- EXERCISE
Print the data that follows exactly.
* begin DATA PROVIDED *
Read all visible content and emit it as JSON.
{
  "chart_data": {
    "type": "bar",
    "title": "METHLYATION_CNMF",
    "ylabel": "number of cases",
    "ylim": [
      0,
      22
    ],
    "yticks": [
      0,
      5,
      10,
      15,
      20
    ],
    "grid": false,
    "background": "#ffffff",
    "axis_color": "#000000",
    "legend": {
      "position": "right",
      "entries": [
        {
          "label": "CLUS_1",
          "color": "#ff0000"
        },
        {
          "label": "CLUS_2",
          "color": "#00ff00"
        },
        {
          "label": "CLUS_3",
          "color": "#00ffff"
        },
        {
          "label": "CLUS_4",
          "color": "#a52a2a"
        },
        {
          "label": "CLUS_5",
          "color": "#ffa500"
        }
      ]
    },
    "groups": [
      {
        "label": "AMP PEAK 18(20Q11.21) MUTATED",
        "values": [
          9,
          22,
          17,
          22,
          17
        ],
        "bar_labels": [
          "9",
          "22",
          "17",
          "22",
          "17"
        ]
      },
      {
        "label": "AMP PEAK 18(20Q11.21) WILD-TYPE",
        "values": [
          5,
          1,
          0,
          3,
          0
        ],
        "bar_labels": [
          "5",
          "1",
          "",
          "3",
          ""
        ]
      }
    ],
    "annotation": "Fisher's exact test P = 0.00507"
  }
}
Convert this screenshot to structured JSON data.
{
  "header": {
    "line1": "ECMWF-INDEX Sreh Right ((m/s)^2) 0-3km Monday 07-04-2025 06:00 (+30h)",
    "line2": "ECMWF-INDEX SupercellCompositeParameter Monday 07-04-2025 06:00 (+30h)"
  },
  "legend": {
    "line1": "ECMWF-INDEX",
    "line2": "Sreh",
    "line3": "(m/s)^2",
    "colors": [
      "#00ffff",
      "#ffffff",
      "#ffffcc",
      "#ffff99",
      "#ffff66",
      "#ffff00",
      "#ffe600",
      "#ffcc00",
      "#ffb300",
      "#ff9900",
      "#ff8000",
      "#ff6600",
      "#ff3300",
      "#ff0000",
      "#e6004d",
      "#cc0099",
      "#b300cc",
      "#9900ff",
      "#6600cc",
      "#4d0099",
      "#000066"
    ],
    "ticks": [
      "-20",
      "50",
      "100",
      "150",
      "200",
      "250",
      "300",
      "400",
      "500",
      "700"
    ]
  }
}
* end DATA PROVIDED *
- FINAL RESULT
Read all visible content and emit it as JSON.
{
  "chart_data": {
    "type": "bar",
    "title": "METHLYATION_CNMF",
    "ylabel": "number of cases",
    "ylim": [
      0,
      22
    ],
    "yticks": [
      0,
      5,
      10,
      15,
      20
    ],
    "grid": false,
    "background": "#ffffff",
    "axis_color": "#000000",
    "legend": {
      "position": "right",
      "entries": [
        {
          "label": "CLUS_1",
          "color": "#ff0000"
        },
        {
          "label": "CLUS_2",
          "color": "#00ff00"
        },
        {
          "label": "CLUS_3",
          "color": "#00ffff"
        },
        {
          "label": "CLUS_4",
          "color": "#a52a2a"
        },
        {
          "label": "CLUS_5",
          "color": "#ffa500"
        }
      ]
    },
    "groups": [
      {
        "label": "AMP PEAK 18(20Q11.21) MUTATED",
        "values": [
          9,
          22,
          17,
          22,
          17
        ],
        "bar_labels": [
          "9",
          "22",
          "17",
          "22",
          "17"
        ]
      },
      {
        "label": "AMP PEAK 18(20Q11.21) WILD-TYPE",
        "values": [
          5,
          1,
          0,
          3,
          0
        ],
        "bar_labels": [
          "5",
          "1",
          "",
          "3",
          ""
        ]
      }
    ],
    "annotation": "Fisher's exact test P = 0.00507"
  }
}
Convert this screenshot to structured JSON data.
{
  "header": {
    "line1": "ECMWF-INDEX Sreh Right ((m/s)^2) 0-3km Monday 07-04-2025 06:00 (+30h)",
    "line2": "ECMWF-INDEX SupercellCompositeParameter Monday 07-04-2025 06:00 (+30h)"
  },
  "legend": {
    "line1": "ECMWF-INDEX",
    "line2": "Sreh",
    "line3": "(m/s)^2",
    "colors": [
      "#00ffff",
      "#ffffff",
      "#ffffcc",
      "#ffff99",
      "#ffff66",
      "#ffff00",
      "#ffe600",
      "#ffcc00",
      "#ffb300",
      "#ff9900",
      "#ff8000",
      "#ff6600",
      "#ff3300",
      "#ff0000",
      "#e6004d",
      "#cc0099",
      "#b300cc",
      "#9900ff",
      "#6600cc",
      "#4d0099",
      "#000066"
    ],
    "ticks": [
      "-20",
      "50",
      "100",
      "150",
      "200",
      "250",
      "300",
      "400",
      "500",
      "700"
    ]
  }
}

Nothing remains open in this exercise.